▶ _Exercise description_:
Repeat every line exactly, keeping the pictures out of the copy.

▶ _Entries_:

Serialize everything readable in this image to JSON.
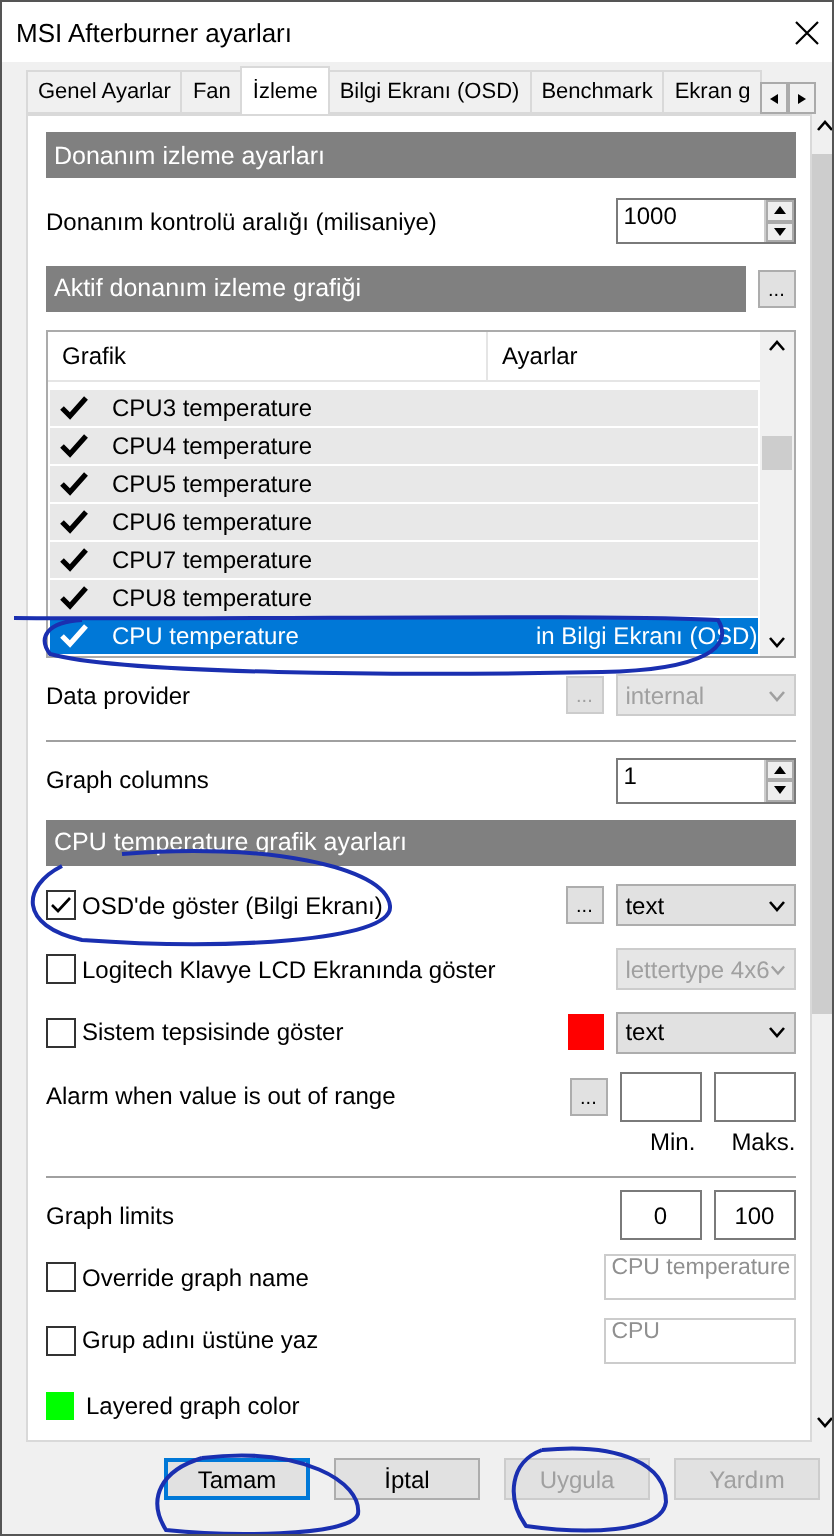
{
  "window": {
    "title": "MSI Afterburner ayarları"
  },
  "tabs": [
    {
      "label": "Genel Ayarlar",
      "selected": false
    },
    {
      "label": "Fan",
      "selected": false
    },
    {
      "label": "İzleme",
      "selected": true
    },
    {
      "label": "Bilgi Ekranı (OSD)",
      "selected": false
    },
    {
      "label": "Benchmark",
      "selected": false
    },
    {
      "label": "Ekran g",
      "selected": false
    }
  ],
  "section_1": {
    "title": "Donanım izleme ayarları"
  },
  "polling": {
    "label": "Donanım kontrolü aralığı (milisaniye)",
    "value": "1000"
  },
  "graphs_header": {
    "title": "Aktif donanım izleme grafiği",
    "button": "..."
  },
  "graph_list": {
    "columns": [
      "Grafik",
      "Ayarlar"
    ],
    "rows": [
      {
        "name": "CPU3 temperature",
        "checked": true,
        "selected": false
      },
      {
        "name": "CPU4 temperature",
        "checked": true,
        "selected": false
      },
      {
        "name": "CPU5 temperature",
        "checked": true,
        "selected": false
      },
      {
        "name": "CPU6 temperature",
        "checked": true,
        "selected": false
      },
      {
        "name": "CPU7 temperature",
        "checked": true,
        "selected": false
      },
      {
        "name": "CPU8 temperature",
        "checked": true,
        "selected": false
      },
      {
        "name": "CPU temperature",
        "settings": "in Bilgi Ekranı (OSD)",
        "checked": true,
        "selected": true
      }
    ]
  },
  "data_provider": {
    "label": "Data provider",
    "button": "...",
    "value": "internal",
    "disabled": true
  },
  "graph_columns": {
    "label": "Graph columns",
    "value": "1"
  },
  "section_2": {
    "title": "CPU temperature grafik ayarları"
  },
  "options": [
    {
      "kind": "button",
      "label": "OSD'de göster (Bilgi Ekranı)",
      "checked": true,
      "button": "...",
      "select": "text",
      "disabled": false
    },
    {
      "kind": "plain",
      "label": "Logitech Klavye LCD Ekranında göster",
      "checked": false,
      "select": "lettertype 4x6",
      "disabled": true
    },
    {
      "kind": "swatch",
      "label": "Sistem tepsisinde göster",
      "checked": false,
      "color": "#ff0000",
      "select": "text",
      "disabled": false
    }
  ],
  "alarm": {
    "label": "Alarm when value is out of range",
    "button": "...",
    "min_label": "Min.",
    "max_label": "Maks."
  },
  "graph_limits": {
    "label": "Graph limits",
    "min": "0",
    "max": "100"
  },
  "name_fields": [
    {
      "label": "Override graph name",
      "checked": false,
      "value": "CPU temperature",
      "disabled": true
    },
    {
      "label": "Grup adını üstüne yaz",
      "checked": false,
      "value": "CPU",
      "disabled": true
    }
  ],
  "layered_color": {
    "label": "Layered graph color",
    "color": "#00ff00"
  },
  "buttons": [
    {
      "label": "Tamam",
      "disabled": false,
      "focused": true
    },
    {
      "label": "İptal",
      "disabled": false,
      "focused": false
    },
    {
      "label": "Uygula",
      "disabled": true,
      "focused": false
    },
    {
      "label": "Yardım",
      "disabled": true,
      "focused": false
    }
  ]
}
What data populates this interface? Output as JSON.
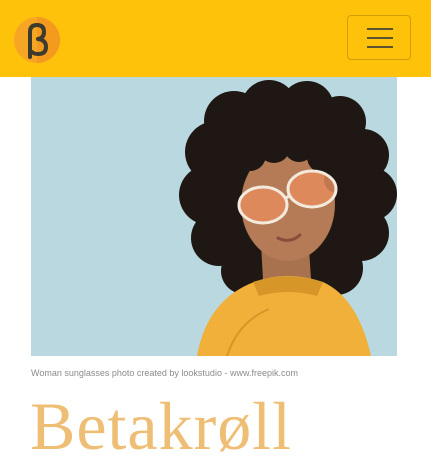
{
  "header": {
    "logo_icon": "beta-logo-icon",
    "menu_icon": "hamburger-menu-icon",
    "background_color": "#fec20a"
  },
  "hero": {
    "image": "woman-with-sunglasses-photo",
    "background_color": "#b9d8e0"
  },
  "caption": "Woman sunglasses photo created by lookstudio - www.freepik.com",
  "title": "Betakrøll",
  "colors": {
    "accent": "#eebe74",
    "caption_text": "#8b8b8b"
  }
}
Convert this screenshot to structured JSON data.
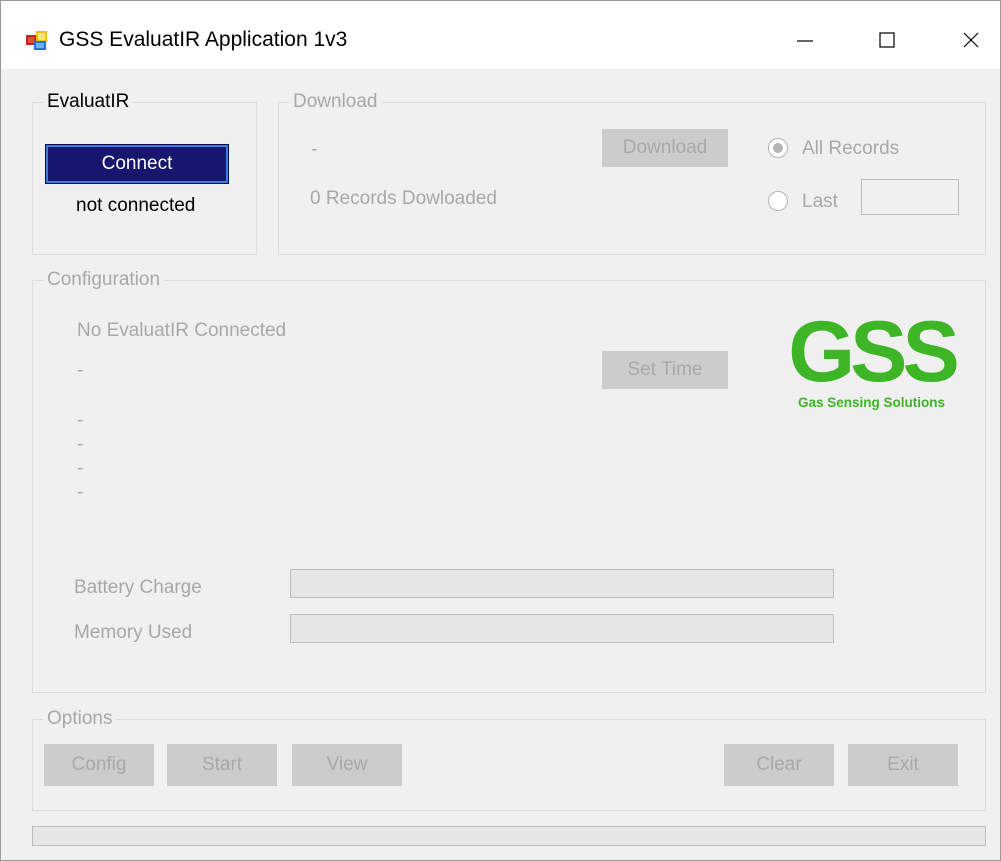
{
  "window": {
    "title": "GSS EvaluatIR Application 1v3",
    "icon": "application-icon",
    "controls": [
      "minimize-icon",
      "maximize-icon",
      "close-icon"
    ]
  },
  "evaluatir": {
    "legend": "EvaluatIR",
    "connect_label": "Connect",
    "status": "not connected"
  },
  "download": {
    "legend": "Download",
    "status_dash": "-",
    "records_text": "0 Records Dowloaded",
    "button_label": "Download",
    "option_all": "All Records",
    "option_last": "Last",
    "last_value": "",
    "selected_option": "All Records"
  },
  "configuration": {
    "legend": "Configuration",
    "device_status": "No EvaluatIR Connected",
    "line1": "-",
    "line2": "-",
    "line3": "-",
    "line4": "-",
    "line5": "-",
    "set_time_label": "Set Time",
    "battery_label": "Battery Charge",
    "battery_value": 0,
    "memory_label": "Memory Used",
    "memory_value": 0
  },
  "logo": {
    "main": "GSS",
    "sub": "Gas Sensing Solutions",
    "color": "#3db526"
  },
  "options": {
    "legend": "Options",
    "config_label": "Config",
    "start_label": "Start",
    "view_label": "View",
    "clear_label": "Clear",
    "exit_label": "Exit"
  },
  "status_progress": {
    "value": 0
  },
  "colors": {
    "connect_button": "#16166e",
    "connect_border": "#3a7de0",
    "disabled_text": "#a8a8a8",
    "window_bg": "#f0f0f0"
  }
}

▶ _Result for this task_:
Serialize everything readable in this image to JSON.
{
  "window": {
    "title": "MSI Afterburner ayarları"
  },
  "tabs": [
    {
      "label": "Genel Ayarlar",
      "selected": false
    },
    {
      "label": "Fan",
      "selected": false
    },
    {
      "label": "İzleme",
      "selected": true
    },
    {
      "label": "Bilgi Ekranı (OSD)",
      "selected": false
    },
    {
      "label": "Benchmark",
      "selected": false
    },
    {
      "label": "Ekran g",
      "selected": false
    }
  ],
  "section_1": {
    "title": "Donanım izleme ayarları"
  },
  "polling": {
    "label": "Donanım kontrolü aralığı (milisaniye)",
    "value": "1000"
  },
  "graphs_header": {
    "title": "Aktif donanım izleme grafiği",
    "button": "..."
  },
  "graph_list": {
    "columns": [
      "Grafik",
      "Ayarlar"
    ],
    "rows": [
      {
        "name": "CPU3 temperature",
        "checked": true,
        "selected": false
      },
      {
        "name": "CPU4 temperature",
        "checked": true,
        "selected": false
      },
      {
        "name": "CPU5 temperature",
        "checked": true,
        "selected": false
      },
      {
        "name": "CPU6 temperature",
        "checked": true,
        "selected": false
      },
      {
        "name": "CPU7 temperature",
        "checked": true,
        "selected": false
      },
      {
        "name": "CPU8 temperature",
        "checked": true,
        "selected": false
      },
      {
        "name": "CPU temperature",
        "settings": "in Bilgi Ekranı (OSD)",
        "checked": true,
        "selected": true
      }
    ]
  },
  "data_provider": {
    "label": "Data provider",
    "button": "...",
    "value": "internal",
    "disabled": true
  },
  "graph_columns": {
    "label": "Graph columns",
    "value": "1"
  },
  "section_2": {
    "title": "CPU temperature grafik ayarları"
  },
  "options": [
    {
      "kind": "button",
      "label": "OSD'de göster (Bilgi Ekranı)",
      "checked": true,
      "button": "...",
      "select": "text",
      "disabled": false
    },
    {
      "kind": "plain",
      "label": "Logitech Klavye LCD Ekranında göster",
      "checked": false,
      "select": "lettertype 4x6",
      "disabled": true
    },
    {
      "kind": "swatch",
      "label": "Sistem tepsisinde göster",
      "checked": false,
      "color": "#ff0000",
      "select": "text",
      "disabled": false
    }
  ],
  "alarm": {
    "label": "Alarm when value is out of range",
    "button": "...",
    "min_label": "Min.",
    "max_label": "Maks."
  },
  "graph_limits": {
    "label": "Graph limits",
    "min": "0",
    "max": "100"
  },
  "name_fields": [
    {
      "label": "Override graph name",
      "checked": false,
      "value": "CPU temperature",
      "disabled": true
    },
    {
      "label": "Grup adını üstüne yaz",
      "checked": false,
      "value": "CPU",
      "disabled": true
    }
  ],
  "layered_color": {
    "label": "Layered graph color",
    "color": "#00ff00"
  },
  "buttons": [
    {
      "label": "Tamam",
      "disabled": false,
      "focused": true
    },
    {
      "label": "İptal",
      "disabled": false,
      "focused": false
    },
    {
      "label": "Uygula",
      "disabled": true,
      "focused": false
    },
    {
      "label": "Yardım",
      "disabled": true,
      "focused": false
    }
  ]
}
What data populates this interface? Output as JSON.
{
  "header": {
    "logo_icon": "beta-logo-icon",
    "menu_icon": "hamburger-menu-icon",
    "background_color": "#fec20a"
  },
  "hero": {
    "image": "woman-with-sunglasses-photo",
    "background_color": "#b9d8e0"
  },
  "caption": "Woman sunglasses photo created by lookstudio - www.freepik.com",
  "title": "Betakrøll",
  "colors": {
    "accent": "#eebe74",
    "caption_text": "#8b8b8b"
  }
}
Convert this screenshot to structured JSON data.
{
  "window": {
    "title": "GSS EvaluatIR Application 1v3",
    "icon": "application-icon",
    "controls": [
      "minimize-icon",
      "maximize-icon",
      "close-icon"
    ]
  },
  "evaluatir": {
    "legend": "EvaluatIR",
    "connect_label": "Connect",
    "status": "not connected"
  },
  "download": {
    "legend": "Download",
    "status_dash": "-",
    "records_text": "0 Records Dowloaded",
    "button_label": "Download",
    "option_all": "All Records",
    "option_last": "Last",
    "last_value": "",
    "selected_option": "All Records"
  },
  "configuration": {
    "legend": "Configuration",
    "device_status": "No EvaluatIR Connected",
    "line1": "-",
    "line2": "-",
    "line3": "-",
    "line4": "-",
    "line5": "-",
    "set_time_label": "Set Time",
    "battery_label": "Battery Charge",
    "battery_value": 0,
    "memory_label": "Memory Used",
    "memory_value": 0
  },
  "logo": {
    "main": "GSS",
    "sub": "Gas Sensing Solutions",
    "color": "#3db526"
  },
  "options": {
    "legend": "Options",
    "config_label": "Config",
    "start_label": "Start",
    "view_label": "View",
    "clear_label": "Clear",
    "exit_label": "Exit"
  },
  "status_progress": {
    "value": 0
  },
  "colors": {
    "connect_button": "#16166e",
    "connect_border": "#3a7de0",
    "disabled_text": "#a8a8a8",
    "window_bg": "#f0f0f0"
  }
}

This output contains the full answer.